(Extracted records)
-=-=-=-=-

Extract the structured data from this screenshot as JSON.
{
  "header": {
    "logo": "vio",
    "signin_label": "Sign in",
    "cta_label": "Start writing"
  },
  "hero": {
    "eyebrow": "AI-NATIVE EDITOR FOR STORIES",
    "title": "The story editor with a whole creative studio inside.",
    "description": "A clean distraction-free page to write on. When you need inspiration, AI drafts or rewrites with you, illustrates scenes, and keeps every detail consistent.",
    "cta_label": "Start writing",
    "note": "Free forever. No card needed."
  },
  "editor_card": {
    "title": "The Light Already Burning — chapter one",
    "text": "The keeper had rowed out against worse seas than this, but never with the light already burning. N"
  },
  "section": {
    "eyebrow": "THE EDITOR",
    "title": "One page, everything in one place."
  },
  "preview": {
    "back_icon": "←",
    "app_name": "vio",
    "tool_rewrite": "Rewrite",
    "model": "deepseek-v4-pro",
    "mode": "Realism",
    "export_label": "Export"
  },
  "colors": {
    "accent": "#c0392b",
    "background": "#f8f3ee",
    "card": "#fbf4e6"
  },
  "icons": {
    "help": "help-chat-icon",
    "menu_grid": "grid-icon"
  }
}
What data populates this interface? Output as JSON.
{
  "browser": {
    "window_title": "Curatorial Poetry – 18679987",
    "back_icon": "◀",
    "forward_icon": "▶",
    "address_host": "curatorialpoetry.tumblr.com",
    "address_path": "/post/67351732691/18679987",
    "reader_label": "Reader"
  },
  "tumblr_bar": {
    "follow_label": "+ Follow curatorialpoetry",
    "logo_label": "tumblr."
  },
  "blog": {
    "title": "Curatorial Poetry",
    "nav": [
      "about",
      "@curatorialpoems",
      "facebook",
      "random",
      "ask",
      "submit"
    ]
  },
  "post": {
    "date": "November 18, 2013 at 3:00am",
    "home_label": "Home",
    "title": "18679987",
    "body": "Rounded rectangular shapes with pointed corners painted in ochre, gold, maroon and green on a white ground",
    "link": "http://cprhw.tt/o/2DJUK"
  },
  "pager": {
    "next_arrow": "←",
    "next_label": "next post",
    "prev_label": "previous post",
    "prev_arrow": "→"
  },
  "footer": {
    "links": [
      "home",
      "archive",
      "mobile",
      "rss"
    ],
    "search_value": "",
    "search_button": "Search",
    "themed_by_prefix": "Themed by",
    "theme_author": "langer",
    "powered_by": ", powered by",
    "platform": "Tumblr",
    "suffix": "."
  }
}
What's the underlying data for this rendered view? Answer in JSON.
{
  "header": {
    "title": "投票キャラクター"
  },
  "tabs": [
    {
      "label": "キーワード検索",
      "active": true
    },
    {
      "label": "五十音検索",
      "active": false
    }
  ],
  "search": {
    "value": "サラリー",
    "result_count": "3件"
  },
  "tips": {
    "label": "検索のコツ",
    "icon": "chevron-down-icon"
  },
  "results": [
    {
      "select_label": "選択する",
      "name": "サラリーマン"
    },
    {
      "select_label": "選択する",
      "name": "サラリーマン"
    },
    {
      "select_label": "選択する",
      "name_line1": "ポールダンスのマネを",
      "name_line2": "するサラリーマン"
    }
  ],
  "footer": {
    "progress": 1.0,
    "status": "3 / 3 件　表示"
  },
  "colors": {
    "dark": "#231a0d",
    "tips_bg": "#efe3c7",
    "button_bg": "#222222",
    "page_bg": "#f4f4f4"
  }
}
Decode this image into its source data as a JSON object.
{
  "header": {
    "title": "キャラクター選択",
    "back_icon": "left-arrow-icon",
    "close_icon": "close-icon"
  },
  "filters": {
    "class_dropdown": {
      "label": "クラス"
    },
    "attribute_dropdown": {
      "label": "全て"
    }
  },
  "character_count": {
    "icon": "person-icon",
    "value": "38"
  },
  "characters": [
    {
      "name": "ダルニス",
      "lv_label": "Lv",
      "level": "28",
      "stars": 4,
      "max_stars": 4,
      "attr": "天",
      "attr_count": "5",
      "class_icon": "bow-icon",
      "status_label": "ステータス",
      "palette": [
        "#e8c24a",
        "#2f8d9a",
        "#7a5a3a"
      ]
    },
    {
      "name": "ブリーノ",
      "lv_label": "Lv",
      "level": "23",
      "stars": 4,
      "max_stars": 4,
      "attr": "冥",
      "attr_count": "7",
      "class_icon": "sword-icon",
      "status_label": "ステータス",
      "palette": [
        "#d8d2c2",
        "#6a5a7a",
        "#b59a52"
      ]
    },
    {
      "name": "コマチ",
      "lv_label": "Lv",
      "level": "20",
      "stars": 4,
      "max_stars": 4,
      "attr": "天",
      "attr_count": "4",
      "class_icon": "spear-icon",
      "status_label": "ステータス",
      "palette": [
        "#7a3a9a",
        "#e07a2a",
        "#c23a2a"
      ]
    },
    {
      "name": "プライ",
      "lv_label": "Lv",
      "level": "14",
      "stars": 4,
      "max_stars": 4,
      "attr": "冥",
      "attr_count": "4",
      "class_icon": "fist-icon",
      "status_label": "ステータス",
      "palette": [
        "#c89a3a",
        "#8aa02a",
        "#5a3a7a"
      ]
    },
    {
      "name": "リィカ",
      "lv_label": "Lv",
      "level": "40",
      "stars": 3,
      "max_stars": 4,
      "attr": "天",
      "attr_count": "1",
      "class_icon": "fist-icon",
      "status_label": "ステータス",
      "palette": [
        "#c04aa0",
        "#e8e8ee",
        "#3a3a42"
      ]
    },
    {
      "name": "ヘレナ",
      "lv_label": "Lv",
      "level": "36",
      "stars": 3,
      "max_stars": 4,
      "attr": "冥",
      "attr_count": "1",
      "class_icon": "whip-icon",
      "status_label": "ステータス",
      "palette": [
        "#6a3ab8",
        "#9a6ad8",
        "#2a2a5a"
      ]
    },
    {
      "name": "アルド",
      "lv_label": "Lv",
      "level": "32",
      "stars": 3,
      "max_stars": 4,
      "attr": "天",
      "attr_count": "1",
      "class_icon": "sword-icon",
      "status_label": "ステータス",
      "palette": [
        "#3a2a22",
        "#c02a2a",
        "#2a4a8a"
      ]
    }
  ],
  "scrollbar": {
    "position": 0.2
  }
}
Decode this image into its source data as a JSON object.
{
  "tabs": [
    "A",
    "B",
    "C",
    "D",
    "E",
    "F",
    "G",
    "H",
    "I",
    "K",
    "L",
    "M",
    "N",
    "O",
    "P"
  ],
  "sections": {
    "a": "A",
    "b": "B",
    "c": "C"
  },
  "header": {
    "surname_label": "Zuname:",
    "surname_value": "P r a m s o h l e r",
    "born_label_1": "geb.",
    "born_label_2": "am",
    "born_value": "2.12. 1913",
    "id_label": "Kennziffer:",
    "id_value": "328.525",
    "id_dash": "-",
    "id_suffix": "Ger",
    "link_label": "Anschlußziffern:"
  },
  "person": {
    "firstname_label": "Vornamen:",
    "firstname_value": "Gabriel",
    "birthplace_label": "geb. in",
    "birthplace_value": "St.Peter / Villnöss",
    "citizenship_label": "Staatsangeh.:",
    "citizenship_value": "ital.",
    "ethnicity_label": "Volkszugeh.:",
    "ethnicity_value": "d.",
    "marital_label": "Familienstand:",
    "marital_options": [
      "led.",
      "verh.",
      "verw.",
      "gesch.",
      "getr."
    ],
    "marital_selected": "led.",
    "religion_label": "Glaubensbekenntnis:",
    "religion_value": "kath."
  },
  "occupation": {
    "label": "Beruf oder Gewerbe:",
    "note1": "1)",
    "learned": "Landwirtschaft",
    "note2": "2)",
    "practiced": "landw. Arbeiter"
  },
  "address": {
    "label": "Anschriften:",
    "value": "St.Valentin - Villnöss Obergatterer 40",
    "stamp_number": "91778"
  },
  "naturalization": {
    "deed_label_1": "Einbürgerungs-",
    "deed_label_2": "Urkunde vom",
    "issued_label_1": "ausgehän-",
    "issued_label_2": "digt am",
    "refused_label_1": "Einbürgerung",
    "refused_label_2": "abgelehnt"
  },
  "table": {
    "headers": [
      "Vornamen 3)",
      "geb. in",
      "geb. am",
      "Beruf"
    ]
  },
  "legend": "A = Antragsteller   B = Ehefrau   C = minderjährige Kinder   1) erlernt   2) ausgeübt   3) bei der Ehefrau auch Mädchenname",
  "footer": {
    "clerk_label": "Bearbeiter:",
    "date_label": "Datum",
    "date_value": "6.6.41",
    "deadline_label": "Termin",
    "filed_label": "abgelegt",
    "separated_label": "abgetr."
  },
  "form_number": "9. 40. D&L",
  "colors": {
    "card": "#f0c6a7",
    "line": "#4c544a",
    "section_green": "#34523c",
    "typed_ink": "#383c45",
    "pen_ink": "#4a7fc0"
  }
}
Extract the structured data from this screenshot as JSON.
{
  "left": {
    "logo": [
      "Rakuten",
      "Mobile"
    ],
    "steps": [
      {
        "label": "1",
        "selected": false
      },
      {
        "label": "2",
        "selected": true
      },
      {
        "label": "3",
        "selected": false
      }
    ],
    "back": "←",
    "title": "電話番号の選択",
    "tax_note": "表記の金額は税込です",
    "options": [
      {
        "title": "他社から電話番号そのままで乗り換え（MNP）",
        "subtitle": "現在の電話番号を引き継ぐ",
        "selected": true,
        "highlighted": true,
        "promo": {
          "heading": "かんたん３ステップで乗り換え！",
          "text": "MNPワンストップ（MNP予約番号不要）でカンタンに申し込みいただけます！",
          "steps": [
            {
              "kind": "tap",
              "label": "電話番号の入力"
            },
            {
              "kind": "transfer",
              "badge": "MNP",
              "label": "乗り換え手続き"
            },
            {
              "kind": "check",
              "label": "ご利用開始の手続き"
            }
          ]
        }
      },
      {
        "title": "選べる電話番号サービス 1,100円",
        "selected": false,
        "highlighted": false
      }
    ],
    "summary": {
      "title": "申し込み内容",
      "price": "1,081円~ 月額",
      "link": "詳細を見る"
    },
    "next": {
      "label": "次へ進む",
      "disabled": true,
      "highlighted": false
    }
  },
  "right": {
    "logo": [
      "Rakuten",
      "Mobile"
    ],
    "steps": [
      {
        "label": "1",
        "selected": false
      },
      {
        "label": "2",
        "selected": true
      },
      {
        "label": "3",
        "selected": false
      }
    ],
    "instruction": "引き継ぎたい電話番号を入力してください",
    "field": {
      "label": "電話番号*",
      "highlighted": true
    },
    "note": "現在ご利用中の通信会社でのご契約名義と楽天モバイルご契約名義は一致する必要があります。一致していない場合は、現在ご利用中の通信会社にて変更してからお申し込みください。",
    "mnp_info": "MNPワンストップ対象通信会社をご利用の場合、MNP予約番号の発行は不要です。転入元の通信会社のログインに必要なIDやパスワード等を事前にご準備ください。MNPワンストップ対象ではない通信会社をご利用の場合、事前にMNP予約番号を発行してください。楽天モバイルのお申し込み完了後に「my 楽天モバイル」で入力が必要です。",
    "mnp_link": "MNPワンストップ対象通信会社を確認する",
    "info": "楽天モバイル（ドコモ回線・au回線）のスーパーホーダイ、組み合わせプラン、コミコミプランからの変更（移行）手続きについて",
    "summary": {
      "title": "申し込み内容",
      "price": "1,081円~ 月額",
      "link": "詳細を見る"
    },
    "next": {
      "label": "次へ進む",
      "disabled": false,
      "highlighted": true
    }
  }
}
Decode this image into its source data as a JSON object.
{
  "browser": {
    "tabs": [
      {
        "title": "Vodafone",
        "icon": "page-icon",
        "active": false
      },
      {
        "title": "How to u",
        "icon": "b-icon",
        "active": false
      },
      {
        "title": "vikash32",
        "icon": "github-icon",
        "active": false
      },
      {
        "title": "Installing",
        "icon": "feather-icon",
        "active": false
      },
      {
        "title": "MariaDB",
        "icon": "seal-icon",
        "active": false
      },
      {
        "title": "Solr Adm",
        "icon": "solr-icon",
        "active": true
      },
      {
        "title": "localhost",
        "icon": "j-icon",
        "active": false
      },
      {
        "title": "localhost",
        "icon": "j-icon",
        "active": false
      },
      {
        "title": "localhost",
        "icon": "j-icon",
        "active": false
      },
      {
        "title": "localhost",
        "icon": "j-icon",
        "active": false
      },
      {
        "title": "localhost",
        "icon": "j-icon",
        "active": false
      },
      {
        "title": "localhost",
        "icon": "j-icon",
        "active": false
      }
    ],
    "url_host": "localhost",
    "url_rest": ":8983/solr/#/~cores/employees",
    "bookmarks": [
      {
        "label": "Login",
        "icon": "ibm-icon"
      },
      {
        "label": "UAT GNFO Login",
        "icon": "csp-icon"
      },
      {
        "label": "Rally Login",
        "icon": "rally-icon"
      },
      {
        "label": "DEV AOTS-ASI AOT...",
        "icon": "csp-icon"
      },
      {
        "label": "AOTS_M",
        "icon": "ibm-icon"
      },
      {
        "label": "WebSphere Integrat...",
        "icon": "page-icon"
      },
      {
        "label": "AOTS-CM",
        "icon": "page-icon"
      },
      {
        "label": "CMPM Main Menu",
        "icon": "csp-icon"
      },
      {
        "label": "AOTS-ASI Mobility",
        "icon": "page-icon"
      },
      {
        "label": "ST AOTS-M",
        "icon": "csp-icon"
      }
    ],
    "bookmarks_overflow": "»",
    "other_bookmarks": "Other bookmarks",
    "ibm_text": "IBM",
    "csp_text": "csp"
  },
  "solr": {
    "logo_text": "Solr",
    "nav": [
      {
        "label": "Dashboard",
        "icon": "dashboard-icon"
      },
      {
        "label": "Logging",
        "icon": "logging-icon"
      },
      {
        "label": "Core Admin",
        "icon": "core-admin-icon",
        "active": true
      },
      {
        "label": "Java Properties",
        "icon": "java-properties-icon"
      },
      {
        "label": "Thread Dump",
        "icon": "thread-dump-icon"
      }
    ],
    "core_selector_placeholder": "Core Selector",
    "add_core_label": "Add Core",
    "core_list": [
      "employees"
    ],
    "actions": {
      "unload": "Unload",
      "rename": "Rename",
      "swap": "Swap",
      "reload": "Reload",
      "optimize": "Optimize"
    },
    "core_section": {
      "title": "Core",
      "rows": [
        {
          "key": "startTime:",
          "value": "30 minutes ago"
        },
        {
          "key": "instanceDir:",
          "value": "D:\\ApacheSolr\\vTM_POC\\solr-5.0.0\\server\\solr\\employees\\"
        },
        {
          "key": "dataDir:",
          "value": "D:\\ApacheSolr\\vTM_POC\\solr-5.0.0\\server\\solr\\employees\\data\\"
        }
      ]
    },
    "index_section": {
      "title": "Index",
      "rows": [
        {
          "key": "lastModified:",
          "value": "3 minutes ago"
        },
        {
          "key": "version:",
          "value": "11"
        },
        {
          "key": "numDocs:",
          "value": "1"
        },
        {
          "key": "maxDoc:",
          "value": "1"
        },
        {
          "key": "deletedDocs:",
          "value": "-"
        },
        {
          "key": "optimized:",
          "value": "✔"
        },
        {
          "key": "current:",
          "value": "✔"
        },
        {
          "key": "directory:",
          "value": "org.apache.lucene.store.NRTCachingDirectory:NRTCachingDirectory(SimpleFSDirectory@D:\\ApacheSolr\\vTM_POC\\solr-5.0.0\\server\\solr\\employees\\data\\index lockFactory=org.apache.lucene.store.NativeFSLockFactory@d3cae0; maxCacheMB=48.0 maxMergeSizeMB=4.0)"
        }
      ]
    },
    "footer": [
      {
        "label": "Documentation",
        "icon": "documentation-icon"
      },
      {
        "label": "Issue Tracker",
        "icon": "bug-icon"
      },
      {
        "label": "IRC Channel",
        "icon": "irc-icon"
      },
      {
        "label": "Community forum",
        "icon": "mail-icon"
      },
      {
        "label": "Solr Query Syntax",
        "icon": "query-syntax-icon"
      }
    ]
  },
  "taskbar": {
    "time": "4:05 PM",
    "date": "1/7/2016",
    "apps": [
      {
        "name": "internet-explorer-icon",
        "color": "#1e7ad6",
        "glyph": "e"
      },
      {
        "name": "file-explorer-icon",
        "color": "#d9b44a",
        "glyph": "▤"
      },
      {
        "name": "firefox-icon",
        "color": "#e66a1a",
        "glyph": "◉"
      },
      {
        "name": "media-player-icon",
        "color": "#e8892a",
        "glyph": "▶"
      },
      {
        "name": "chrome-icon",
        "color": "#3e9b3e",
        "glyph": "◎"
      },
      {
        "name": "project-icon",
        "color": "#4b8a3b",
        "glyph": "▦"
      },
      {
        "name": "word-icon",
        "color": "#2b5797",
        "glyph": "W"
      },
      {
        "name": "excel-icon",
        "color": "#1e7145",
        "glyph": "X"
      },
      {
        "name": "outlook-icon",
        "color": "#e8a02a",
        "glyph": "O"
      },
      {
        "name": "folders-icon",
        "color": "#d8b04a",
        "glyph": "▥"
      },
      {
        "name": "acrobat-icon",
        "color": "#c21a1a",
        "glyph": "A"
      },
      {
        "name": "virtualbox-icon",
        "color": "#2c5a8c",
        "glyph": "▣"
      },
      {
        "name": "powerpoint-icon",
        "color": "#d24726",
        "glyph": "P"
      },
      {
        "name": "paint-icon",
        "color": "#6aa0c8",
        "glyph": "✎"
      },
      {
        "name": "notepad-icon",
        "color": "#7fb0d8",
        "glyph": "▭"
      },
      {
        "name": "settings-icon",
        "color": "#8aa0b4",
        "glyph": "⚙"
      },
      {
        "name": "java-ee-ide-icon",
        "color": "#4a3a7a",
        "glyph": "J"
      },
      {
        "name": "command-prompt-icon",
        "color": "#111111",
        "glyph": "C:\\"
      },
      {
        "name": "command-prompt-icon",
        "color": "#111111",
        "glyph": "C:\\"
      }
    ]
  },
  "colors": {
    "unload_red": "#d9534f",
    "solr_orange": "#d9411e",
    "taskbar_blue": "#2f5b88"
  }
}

-=-=-=-=-

Exercise instructions:
Using the entries above, state how many lines include the word "highlighted", with no other words.

Result for this exercise:
5